PROVIDED RECORDS:

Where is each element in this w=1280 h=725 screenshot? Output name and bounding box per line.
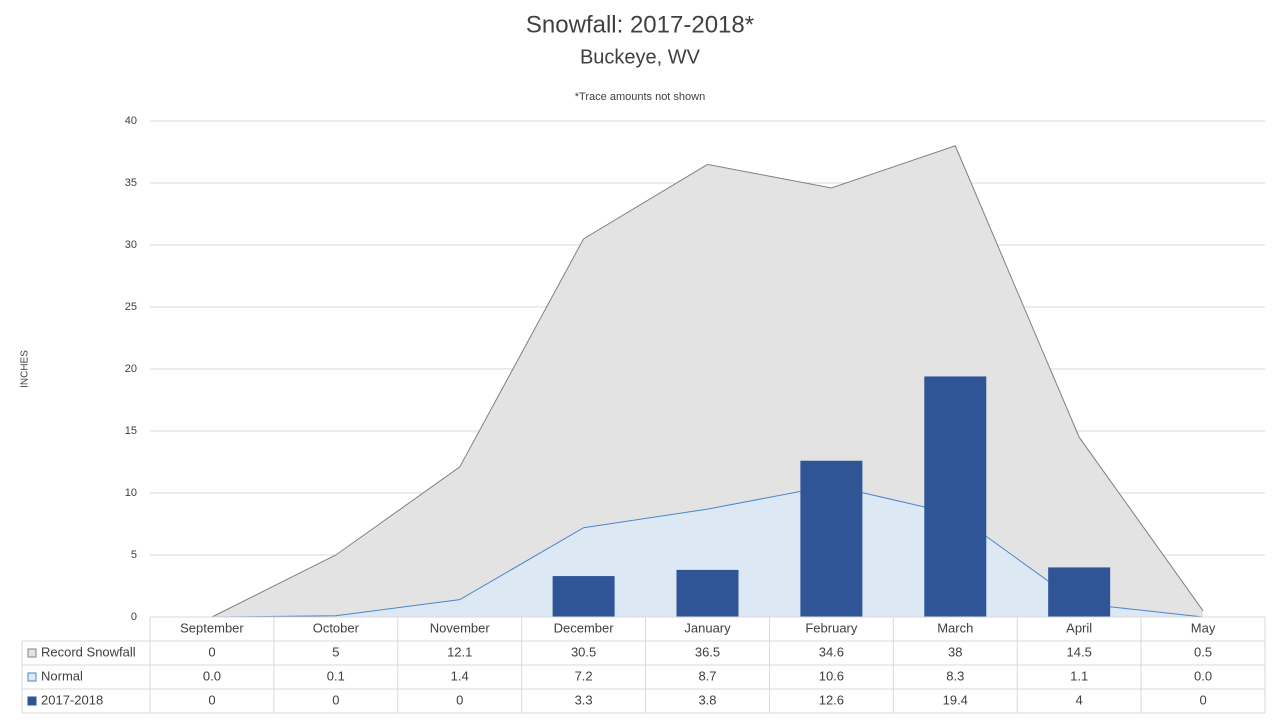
table-value: 0	[1199, 692, 1206, 707]
bar	[552, 576, 615, 617]
x-tick-label: May	[1191, 620, 1216, 635]
x-tick-label: February	[805, 620, 858, 635]
bar	[1048, 567, 1111, 617]
table-value: 0	[208, 692, 215, 707]
y-tick-label: 30	[125, 239, 137, 251]
table-value: 30.5	[571, 644, 596, 659]
table-value: 10.6	[819, 668, 844, 683]
table-value: 19.4	[943, 692, 968, 707]
bar	[800, 460, 863, 617]
table-value: 36.5	[695, 644, 720, 659]
legend-label: Record Snowfall	[41, 644, 136, 659]
y-tick-label: 35	[125, 177, 137, 189]
x-tick-label: October	[313, 620, 360, 635]
area-line	[211, 145, 1204, 618]
table-value: 0	[208, 644, 215, 659]
x-tick-label: April	[1066, 620, 1092, 635]
table-value: 0	[332, 692, 339, 707]
table-value: 5	[332, 644, 339, 659]
table-value: 12.6	[819, 692, 844, 707]
table-value: 3.3	[575, 692, 593, 707]
table-value: 0.5	[1194, 644, 1212, 659]
table-value: 0.0	[1194, 668, 1212, 683]
table-value: 3.8	[698, 692, 716, 707]
table-value: 8.7	[698, 668, 716, 683]
bar	[924, 376, 987, 617]
legend-label: 2017-2018	[41, 692, 103, 707]
table-value: 0	[456, 692, 463, 707]
area-line	[211, 485, 1204, 618]
y-tick-label: 10	[125, 487, 137, 499]
chart-note: *Trace amounts not shown	[575, 91, 705, 103]
table-value: 38	[948, 644, 962, 659]
y-tick-label: 15	[125, 425, 137, 437]
legend-key	[27, 672, 37, 682]
table-value: 1.1	[1070, 668, 1088, 683]
table-value: 7.2	[575, 668, 593, 683]
table-value: 8.3	[946, 668, 964, 683]
table-value: 0.0	[203, 668, 221, 683]
y-tick-label: 25	[125, 301, 137, 313]
y-tick-label: 0	[131, 611, 137, 623]
table-value: 12.1	[447, 644, 472, 659]
x-tick-label: November	[430, 620, 491, 635]
table-value: 1.4	[451, 668, 469, 683]
legend-key	[27, 696, 37, 706]
chart-title: Snowfall: 2017-2018*	[526, 11, 754, 38]
x-tick-label: January	[684, 620, 731, 635]
table-value: 0.1	[327, 668, 345, 683]
legend-key	[27, 648, 37, 658]
x-tick-label: September	[180, 620, 244, 635]
y-tick-label: 40	[125, 115, 137, 127]
bar	[676, 569, 739, 617]
y-axis-label: INCHES	[20, 350, 31, 388]
x-tick-label: March	[937, 620, 973, 635]
table-value: 4	[1076, 692, 1083, 707]
y-tick-label: 20	[125, 363, 137, 375]
legend-label: Normal	[41, 668, 83, 683]
chart-subtitle: Buckeye, WV	[580, 46, 701, 68]
table-value: 14.5	[1067, 644, 1092, 659]
x-tick-label: December	[554, 620, 615, 635]
y-tick-label: 5	[131, 549, 137, 561]
table-value: 34.6	[819, 644, 844, 659]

WHAT YOU SHOULD DO: Rewrite the records beginning with the line that contains "692, 1206, 707]" and continuing through the line that contains "644, 596, 659]". Replace "x-tick-label" with "x-axis-label" and keep everything else the same.

SOLUTION TO THIS PROBLEM:
table-value: 0	[1199, 692, 1206, 707]
bar	[552, 576, 615, 617]
x-axis-label: May	[1191, 620, 1216, 635]
x-axis-label: February	[805, 620, 858, 635]
bar	[1048, 567, 1111, 617]
table-value: 0	[208, 692, 215, 707]
y-tick-label: 30	[125, 239, 137, 251]
table-value: 30.5	[571, 644, 596, 659]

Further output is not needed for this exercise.